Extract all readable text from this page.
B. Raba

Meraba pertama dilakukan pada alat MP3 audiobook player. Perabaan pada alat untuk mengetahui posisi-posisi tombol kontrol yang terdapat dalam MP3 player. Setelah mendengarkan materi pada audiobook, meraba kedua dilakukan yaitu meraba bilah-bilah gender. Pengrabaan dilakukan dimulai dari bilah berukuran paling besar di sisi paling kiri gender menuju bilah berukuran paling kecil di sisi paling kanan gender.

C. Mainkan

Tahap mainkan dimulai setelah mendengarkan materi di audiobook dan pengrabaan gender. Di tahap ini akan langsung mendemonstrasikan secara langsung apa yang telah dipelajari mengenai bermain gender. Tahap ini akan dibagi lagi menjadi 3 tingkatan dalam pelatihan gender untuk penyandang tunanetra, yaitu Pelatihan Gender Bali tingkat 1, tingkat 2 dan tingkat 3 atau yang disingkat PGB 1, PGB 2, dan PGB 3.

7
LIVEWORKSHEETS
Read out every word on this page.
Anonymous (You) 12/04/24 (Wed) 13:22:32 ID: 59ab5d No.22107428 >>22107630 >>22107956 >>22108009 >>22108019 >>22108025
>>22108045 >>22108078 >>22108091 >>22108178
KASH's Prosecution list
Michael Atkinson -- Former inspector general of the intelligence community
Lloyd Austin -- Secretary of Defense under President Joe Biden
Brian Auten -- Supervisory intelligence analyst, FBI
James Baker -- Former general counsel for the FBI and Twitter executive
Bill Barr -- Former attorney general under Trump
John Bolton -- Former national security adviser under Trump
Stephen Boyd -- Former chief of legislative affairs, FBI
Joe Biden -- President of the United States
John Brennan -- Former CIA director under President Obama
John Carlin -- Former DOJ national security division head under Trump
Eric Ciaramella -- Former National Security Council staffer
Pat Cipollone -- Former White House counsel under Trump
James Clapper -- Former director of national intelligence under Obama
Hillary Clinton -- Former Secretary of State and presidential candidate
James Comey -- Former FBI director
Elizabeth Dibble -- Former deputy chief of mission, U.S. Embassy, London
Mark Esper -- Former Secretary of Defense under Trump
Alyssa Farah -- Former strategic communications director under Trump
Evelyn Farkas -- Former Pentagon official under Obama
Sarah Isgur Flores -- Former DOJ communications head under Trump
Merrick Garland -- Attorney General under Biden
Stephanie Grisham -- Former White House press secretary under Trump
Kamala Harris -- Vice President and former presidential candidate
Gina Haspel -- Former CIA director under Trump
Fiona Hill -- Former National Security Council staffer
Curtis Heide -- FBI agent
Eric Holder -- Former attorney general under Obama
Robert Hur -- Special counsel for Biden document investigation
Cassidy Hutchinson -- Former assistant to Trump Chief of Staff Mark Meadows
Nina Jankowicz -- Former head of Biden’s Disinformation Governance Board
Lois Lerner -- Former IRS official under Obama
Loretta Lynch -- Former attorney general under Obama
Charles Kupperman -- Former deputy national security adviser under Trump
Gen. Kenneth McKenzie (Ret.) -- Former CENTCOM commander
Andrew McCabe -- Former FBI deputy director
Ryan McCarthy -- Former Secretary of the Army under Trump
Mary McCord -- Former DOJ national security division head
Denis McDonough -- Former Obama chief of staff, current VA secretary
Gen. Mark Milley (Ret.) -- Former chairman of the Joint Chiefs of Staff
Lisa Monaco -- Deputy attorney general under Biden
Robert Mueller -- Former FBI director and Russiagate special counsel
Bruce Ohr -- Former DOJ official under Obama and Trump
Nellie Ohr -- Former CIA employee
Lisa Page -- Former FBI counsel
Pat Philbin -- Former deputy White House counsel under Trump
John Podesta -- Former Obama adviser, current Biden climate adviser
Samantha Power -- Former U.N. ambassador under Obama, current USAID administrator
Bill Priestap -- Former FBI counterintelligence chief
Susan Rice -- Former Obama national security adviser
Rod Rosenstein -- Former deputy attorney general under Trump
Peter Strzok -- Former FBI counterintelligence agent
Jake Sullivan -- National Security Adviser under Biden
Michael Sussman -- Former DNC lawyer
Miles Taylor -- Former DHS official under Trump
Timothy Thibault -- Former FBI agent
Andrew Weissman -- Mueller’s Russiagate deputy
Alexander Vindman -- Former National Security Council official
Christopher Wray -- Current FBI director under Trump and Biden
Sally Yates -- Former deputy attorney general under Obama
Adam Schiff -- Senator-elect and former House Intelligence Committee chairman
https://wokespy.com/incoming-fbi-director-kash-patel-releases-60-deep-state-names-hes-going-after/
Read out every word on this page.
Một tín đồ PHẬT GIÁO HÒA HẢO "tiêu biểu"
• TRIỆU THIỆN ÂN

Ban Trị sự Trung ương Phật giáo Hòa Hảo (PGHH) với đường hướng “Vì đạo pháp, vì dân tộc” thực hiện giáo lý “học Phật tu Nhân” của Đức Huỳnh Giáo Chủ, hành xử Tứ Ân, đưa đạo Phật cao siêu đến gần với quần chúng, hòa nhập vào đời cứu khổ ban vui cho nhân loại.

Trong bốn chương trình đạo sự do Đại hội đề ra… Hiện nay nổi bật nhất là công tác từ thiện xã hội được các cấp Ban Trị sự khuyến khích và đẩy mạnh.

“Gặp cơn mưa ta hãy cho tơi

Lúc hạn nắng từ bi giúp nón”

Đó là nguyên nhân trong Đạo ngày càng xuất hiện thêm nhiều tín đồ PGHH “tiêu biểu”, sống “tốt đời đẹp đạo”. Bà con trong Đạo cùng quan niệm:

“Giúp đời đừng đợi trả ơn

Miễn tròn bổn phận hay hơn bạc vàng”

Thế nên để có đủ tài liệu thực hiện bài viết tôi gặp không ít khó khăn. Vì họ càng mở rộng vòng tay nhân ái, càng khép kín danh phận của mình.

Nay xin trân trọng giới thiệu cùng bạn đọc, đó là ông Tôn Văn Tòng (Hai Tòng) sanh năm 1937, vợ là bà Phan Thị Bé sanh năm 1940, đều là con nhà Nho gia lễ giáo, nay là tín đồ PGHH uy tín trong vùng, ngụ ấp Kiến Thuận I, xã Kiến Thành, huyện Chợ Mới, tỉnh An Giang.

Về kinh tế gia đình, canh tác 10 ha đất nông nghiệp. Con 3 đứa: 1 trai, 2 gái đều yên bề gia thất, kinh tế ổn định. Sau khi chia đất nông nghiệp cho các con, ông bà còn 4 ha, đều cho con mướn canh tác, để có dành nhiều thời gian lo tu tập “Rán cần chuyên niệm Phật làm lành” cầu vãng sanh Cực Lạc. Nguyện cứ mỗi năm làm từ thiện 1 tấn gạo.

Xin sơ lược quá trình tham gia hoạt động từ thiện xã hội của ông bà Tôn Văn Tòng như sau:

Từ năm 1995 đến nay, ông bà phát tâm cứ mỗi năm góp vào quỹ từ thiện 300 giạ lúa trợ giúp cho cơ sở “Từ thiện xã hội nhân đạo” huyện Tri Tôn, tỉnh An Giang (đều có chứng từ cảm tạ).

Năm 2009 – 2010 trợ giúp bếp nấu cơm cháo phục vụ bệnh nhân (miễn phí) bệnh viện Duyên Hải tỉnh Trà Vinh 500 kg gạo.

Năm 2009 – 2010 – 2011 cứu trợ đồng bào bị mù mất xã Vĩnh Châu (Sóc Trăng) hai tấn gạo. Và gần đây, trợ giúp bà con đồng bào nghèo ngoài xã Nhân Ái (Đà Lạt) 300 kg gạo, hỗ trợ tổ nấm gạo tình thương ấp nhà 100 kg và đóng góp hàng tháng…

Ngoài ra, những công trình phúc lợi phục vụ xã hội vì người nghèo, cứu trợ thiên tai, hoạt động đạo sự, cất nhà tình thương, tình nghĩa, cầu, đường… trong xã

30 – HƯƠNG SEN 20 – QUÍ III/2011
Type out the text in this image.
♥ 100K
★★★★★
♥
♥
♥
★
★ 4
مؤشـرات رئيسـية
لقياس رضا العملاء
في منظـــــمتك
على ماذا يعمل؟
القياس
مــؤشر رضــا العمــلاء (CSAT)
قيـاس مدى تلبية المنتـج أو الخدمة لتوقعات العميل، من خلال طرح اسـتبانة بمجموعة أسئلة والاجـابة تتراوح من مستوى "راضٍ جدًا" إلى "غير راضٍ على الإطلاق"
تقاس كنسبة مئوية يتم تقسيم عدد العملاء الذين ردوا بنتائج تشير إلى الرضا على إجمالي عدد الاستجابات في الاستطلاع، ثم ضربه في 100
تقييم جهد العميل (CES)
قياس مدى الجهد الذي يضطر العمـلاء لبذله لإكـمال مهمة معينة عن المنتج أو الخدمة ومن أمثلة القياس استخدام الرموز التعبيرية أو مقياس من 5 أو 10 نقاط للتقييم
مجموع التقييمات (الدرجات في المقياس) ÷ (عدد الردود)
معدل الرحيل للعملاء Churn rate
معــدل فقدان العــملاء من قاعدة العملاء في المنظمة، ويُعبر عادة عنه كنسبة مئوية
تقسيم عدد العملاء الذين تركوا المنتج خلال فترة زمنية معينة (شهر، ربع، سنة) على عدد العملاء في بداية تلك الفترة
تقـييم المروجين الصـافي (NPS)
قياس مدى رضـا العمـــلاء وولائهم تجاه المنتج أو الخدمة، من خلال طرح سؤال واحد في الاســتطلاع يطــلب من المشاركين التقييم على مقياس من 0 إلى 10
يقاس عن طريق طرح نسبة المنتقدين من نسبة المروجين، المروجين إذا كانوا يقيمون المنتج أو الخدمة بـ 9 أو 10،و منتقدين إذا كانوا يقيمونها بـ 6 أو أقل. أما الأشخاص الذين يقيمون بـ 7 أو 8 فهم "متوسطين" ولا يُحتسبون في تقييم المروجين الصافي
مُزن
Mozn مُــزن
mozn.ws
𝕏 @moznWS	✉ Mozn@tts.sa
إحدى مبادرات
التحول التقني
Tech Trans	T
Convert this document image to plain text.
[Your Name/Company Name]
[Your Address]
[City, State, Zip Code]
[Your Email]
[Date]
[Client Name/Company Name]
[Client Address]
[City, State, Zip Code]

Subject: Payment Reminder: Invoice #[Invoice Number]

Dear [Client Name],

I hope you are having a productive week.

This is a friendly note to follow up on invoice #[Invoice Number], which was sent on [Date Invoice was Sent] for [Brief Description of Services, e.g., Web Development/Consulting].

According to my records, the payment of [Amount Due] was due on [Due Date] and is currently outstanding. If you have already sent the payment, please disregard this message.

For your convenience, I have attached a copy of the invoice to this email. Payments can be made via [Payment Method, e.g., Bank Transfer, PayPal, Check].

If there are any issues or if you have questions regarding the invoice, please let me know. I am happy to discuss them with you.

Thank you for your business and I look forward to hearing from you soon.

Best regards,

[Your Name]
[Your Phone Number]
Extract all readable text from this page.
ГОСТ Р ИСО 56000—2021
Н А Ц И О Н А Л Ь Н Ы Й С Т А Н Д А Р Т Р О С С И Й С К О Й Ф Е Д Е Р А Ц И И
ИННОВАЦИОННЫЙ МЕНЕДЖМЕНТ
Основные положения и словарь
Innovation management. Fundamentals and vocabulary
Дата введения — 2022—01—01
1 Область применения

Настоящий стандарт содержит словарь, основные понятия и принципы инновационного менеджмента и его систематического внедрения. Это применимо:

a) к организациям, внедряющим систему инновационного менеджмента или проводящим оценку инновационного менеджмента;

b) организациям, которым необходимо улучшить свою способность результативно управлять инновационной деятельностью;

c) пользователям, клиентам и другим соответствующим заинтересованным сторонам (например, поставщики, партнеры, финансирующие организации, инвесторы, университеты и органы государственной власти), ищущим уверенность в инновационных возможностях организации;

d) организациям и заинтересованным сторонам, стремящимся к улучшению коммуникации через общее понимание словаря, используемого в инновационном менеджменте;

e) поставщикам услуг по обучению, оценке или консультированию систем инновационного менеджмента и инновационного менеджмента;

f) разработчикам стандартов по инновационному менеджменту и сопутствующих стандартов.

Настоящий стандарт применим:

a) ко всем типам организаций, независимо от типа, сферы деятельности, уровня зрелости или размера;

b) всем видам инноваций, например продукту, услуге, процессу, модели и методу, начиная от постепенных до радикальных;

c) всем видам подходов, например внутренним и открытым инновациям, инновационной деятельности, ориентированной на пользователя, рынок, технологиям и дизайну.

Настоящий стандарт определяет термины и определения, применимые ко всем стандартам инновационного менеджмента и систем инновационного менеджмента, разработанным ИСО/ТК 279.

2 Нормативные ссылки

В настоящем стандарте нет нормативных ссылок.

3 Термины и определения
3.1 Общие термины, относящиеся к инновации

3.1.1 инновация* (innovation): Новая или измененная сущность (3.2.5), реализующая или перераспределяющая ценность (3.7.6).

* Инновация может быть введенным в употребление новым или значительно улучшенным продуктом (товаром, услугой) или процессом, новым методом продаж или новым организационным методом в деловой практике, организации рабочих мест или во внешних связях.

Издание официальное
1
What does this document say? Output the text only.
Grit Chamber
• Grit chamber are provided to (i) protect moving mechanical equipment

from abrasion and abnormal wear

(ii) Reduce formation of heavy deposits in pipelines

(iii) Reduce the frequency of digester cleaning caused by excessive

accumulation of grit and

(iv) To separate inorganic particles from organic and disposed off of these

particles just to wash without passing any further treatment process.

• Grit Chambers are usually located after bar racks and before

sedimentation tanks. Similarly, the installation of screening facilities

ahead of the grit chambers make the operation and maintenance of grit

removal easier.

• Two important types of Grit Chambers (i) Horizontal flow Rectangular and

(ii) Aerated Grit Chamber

### STATED EXERCISE
Only the lines from the one that contains "What does this" through the last line should be repeated, each exactly as it stands, with both ends included.

### TASK SOLUTION
What does this document say? Output the text only.
Grit Chamber
• Grit chamber are provided to (i) protect moving mechanical equipment

from abrasion and abnormal wear

(ii) Reduce formation of heavy deposits in pipelines

(iii) Reduce the frequency of digester cleaning caused by excessive

accumulation of grit and

(iv) To separate inorganic particles from organic and disposed off of these

particles just to wash without passing any further treatment process.

• Grit Chambers are usually located after bar racks and before

sedimentation tanks. Similarly, the installation of screening facilities

ahead of the grit chambers make the operation and maintenance of grit

removal easier.

• Two important types of Grit Chambers (i) Horizontal flow Rectangular and

(ii) Aerated Grit Chamber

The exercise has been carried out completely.